- Entries

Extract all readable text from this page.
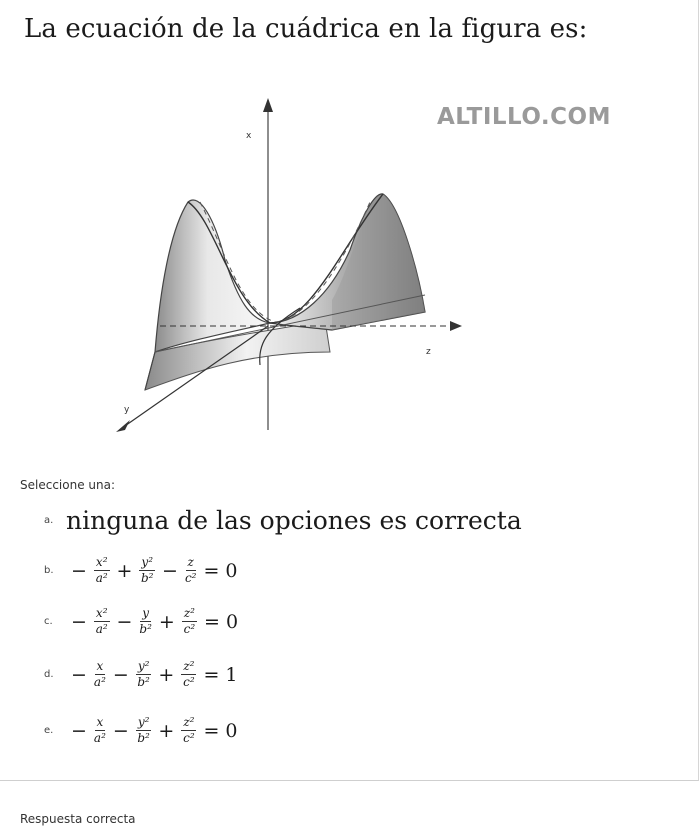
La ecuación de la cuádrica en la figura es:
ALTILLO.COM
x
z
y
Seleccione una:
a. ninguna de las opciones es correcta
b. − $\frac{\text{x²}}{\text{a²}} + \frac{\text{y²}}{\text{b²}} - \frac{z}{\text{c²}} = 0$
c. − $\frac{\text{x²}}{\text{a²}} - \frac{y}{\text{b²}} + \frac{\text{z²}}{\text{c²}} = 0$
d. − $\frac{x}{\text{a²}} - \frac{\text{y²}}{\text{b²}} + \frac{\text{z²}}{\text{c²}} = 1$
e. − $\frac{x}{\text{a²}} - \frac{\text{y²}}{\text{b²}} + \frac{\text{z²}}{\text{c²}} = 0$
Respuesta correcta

* * *

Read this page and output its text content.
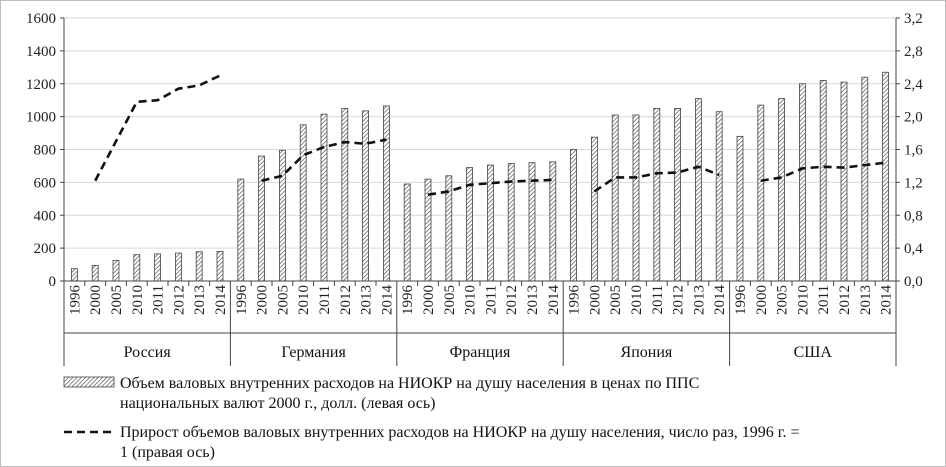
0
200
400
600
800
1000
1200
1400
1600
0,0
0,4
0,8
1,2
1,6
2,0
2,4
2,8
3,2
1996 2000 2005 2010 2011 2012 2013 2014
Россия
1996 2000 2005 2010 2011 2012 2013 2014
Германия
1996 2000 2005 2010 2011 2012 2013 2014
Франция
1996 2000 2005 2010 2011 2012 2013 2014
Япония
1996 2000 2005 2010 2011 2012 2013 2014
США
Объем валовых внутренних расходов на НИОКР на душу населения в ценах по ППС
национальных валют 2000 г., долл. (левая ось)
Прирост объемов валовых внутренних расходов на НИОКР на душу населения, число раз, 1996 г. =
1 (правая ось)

- Exercise prompt
From the data above, copy each line that has the string "correcta".

- Output of the task
a. ninguna de las opciones es correcta
Respuesta correcta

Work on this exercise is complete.